▸ WHAT YOU NEED TO DO
Reproduce each line exactly. Skip none.

====

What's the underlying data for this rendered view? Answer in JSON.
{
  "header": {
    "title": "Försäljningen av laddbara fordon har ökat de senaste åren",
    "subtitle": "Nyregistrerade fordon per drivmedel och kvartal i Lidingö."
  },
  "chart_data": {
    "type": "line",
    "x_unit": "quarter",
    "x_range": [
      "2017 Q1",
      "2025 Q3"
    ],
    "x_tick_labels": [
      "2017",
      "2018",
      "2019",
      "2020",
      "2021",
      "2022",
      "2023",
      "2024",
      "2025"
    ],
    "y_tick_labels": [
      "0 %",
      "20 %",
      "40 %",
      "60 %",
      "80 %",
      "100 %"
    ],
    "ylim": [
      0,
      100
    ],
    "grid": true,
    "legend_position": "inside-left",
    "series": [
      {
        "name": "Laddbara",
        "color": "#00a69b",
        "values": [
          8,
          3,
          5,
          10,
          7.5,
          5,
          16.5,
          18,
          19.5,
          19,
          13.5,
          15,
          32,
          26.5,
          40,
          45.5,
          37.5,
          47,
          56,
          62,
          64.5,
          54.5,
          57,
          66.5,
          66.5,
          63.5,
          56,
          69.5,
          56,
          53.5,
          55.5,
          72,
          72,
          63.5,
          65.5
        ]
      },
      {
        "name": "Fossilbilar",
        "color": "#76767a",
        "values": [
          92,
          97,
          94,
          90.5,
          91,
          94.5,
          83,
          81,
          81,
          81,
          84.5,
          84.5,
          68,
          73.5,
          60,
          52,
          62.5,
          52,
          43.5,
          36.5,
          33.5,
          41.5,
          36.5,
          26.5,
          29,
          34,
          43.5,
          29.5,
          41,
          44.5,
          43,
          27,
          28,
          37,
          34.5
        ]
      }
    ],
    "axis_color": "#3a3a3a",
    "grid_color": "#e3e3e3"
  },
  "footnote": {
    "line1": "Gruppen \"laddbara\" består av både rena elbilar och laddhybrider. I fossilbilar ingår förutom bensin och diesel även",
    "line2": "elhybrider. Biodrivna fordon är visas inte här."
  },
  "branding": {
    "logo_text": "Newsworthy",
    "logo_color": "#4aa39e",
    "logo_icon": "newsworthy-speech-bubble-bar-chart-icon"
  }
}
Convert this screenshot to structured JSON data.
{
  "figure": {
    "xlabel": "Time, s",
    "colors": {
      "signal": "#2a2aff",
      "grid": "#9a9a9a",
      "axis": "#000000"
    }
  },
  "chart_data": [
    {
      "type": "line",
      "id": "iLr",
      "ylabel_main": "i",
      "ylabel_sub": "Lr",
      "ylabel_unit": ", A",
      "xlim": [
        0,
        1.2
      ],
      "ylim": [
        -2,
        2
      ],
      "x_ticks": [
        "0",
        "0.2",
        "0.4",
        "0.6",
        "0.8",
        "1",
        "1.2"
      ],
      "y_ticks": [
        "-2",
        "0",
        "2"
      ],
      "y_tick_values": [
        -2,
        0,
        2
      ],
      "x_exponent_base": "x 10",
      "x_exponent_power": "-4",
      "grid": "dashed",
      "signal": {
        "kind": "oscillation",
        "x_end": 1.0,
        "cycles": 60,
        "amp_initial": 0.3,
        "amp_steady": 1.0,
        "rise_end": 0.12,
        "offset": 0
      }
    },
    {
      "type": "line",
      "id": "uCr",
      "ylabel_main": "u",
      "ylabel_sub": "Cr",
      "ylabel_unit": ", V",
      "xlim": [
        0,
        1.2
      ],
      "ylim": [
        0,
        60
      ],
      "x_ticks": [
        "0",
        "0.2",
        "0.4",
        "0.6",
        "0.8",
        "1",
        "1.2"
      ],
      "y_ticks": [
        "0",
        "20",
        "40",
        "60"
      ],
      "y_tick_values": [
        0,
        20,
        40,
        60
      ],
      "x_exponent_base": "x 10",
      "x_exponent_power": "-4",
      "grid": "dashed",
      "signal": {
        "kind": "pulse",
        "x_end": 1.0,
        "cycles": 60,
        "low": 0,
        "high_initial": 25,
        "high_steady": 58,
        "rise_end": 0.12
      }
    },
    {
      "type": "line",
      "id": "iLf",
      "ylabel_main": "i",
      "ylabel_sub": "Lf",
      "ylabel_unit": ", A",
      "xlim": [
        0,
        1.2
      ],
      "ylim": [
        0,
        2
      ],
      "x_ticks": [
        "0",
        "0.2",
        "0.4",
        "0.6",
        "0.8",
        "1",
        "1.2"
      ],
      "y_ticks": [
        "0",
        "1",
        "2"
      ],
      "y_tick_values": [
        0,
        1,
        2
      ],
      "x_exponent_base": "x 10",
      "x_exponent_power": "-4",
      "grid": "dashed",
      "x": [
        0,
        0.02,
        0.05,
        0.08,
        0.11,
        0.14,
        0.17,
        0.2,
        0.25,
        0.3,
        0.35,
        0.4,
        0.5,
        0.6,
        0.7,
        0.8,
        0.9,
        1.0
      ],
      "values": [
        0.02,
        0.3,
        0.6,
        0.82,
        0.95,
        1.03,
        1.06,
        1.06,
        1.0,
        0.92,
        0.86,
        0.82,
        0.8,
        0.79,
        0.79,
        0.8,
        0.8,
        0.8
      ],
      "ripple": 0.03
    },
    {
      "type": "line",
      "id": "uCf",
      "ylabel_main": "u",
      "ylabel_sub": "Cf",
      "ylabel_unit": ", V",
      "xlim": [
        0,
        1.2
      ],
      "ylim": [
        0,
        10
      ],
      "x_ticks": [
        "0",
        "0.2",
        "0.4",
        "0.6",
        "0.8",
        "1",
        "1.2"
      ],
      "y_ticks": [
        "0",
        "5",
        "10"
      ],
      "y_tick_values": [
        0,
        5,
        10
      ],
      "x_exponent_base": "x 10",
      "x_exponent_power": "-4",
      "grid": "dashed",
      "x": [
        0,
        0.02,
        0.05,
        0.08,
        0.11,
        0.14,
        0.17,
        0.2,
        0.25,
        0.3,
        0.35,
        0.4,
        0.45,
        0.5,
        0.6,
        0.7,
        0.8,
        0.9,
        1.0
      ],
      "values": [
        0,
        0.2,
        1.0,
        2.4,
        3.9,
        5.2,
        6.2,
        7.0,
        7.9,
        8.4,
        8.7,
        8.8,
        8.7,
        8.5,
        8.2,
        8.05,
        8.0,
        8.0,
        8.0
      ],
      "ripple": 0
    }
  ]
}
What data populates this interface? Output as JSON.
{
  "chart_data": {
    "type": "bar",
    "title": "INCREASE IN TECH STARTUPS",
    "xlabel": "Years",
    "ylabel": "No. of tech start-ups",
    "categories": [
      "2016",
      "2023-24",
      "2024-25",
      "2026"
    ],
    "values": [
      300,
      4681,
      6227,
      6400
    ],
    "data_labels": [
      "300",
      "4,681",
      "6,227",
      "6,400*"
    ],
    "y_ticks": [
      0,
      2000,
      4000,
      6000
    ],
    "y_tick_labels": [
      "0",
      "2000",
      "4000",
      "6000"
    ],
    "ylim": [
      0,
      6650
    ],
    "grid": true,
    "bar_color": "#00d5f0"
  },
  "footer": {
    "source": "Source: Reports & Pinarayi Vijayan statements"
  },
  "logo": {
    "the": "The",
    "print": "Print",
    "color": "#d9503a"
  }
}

====

▸ COMPLETED EXERCISE
What's the underlying data for this rendered view? Answer in JSON.
{
  "header": {
    "title": "Försäljningen av laddbara fordon har ökat de senaste åren",
    "subtitle": "Nyregistrerade fordon per drivmedel och kvartal i Lidingö."
  },
  "chart_data": {
    "type": "line",
    "x_unit": "quarter",
    "x_range": [
      "2017 Q1",
      "2025 Q3"
    ],
    "x_tick_labels": [
      "2017",
      "2018",
      "2019",
      "2020",
      "2021",
      "2022",
      "2023",
      "2024",
      "2025"
    ],
    "y_tick_labels": [
      "0 %",
      "20 %",
      "40 %",
      "60 %",
      "80 %",
      "100 %"
    ],
    "ylim": [
      0,
      100
    ],
    "grid": true,
    "legend_position": "inside-left",
    "series": [
      {
        "name": "Laddbara",
        "color": "#00a69b",
        "values": [
          8,
          3,
          5,
          10,
          7.5,
          5,
          16.5,
          18,
          19.5,
          19,
          13.5,
          15,
          32,
          26.5,
          40,
          45.5,
          37.5,
          47,
          56,
          62,
          64.5,
          54.5,
          57,
          66.5,
          66.5,
          63.5,
          56,
          69.5,
          56,
          53.5,
          55.5,
          72,
          72,
          63.5,
          65.5
        ]
      },
      {
        "name": "Fossilbilar",
        "color": "#76767a",
        "values": [
          92,
          97,
          94,
          90.5,
          91,
          94.5,
          83,
          81,
          81,
          81,
          84.5,
          84.5,
          68,
          73.5,
          60,
          52,
          62.5,
          52,
          43.5,
          36.5,
          33.5,
          41.5,
          36.5,
          26.5,
          29,
          34,
          43.5,
          29.5,
          41,
          44.5,
          43,
          27,
          28,
          37,
          34.5
        ]
      }
    ],
    "axis_color": "#3a3a3a",
    "grid_color": "#e3e3e3"
  },
  "footnote": {
    "line1": "Gruppen \"laddbara\" består av både rena elbilar och laddhybrider. I fossilbilar ingår förutom bensin och diesel även",
    "line2": "elhybrider. Biodrivna fordon är visas inte här."
  },
  "branding": {
    "logo_text": "Newsworthy",
    "logo_color": "#4aa39e",
    "logo_icon": "newsworthy-speech-bubble-bar-chart-icon"
  }
}
Convert this screenshot to structured JSON data.
{
  "figure": {
    "xlabel": "Time, s",
    "colors": {
      "signal": "#2a2aff",
      "grid": "#9a9a9a",
      "axis": "#000000"
    }
  },
  "chart_data": [
    {
      "type": "line",
      "id": "iLr",
      "ylabel_main": "i",
      "ylabel_sub": "Lr",
      "ylabel_unit": ", A",
      "xlim": [
        0,
        1.2
      ],
      "ylim": [
        -2,
        2
      ],
      "x_ticks": [
        "0",
        "0.2",
        "0.4",
        "0.6",
        "0.8",
        "1",
        "1.2"
      ],
      "y_ticks": [
        "-2",
        "0",
        "2"
      ],
      "y_tick_values": [
        -2,
        0,
        2
      ],
      "x_exponent_base": "x 10",
      "x_exponent_power": "-4",
      "grid": "dashed",
      "signal": {
        "kind": "oscillation",
        "x_end": 1.0,
        "cycles": 60,
        "amp_initial": 0.3,
        "amp_steady": 1.0,
        "rise_end": 0.12,
        "offset": 0
      }
    },
    {
      "type": "line",
      "id": "uCr",
      "ylabel_main": "u",
      "ylabel_sub": "Cr",
      "ylabel_unit": ", V",
      "xlim": [
        0,
        1.2
      ],
      "ylim": [
        0,
        60
      ],
      "x_ticks": [
        "0",
        "0.2",
        "0.4",
        "0.6",
        "0.8",
        "1",
        "1.2"
      ],
      "y_ticks": [
        "0",
        "20",
        "40",
        "60"
      ],
      "y_tick_values": [
        0,
        20,
        40,
        60
      ],
      "x_exponent_base": "x 10",
      "x_exponent_power": "-4",
      "grid": "dashed",
      "signal": {
        "kind": "pulse",
        "x_end": 1.0,
        "cycles": 60,
        "low": 0,
        "high_initial": 25,
        "high_steady": 58,
        "rise_end": 0.12
      }
    },
    {
      "type": "line",
      "id": "iLf",
      "ylabel_main": "i",
      "ylabel_sub": "Lf",
      "ylabel_unit": ", A",
      "xlim": [
        0,
        1.2
      ],
      "ylim": [
        0,
        2
      ],
      "x_ticks": [
        "0",
        "0.2",
        "0.4",
        "0.6",
        "0.8",
        "1",
        "1.2"
      ],
      "y_ticks": [
        "0",
        "1",
        "2"
      ],
      "y_tick_values": [
        0,
        1,
        2
      ],
      "x_exponent_base": "x 10",
      "x_exponent_power": "-4",
      "grid": "dashed",
      "x": [
        0,
        0.02,
        0.05,
        0.08,
        0.11,
        0.14,
        0.17,
        0.2,
        0.25,
        0.3,
        0.35,
        0.4,
        0.5,
        0.6,
        0.7,
        0.8,
        0.9,
        1.0
      ],
      "values": [
        0.02,
        0.3,
        0.6,
        0.82,
        0.95,
        1.03,
        1.06,
        1.06,
        1.0,
        0.92,
        0.86,
        0.82,
        0.8,
        0.79,
        0.79,
        0.8,
        0.8,
        0.8
      ],
      "ripple": 0.03
    },
    {
      "type": "line",
      "id": "uCf",
      "ylabel_main": "u",
      "ylabel_sub": "Cf",
      "ylabel_unit": ", V",
      "xlim": [
        0,
        1.2
      ],
      "ylim": [
        0,
        10
      ],
      "x_ticks": [
        "0",
        "0.2",
        "0.4",
        "0.6",
        "0.8",
        "1",
        "1.2"
      ],
      "y_ticks": [
        "0",
        "5",
        "10"
      ],
      "y_tick_values": [
        0,
        5,
        10
      ],
      "x_exponent_base": "x 10",
      "x_exponent_power": "-4",
      "grid": "dashed",
      "x": [
        0,
        0.02,
        0.05,
        0.08,
        0.11,
        0.14,
        0.17,
        0.2,
        0.25,
        0.3,
        0.35,
        0.4,
        0.45,
        0.5,
        0.6,
        0.7,
        0.8,
        0.9,
        1.0
      ],
      "values": [
        0,
        0.2,
        1.0,
        2.4,
        3.9,
        5.2,
        6.2,
        7.0,
        7.9,
        8.4,
        8.7,
        8.8,
        8.7,
        8.5,
        8.2,
        8.05,
        8.0,
        8.0,
        8.0
      ],
      "ripple": 0
    }
  ]
}
What data populates this interface? Output as JSON.
{
  "chart_data": {
    "type": "bar",
    "title": "INCREASE IN TECH STARTUPS",
    "xlabel": "Years",
    "ylabel": "No. of tech start-ups",
    "categories": [
      "2016",
      "2023-24",
      "2024-25",
      "2026"
    ],
    "values": [
      300,
      4681,
      6227,
      6400
    ],
    "data_labels": [
      "300",
      "4,681",
      "6,227",
      "6,400*"
    ],
    "y_ticks": [
      0,
      2000,
      4000,
      6000
    ],
    "y_tick_labels": [
      "0",
      "2000",
      "4000",
      "6000"
    ],
    "ylim": [
      0,
      6650
    ],
    "grid": true,
    "bar_color": "#00d5f0"
  },
  "footer": {
    "source": "Source: Reports & Pinarayi Vijayan statements"
  },
  "logo": {
    "the": "The",
    "print": "Print",
    "color": "#d9503a"
  }
}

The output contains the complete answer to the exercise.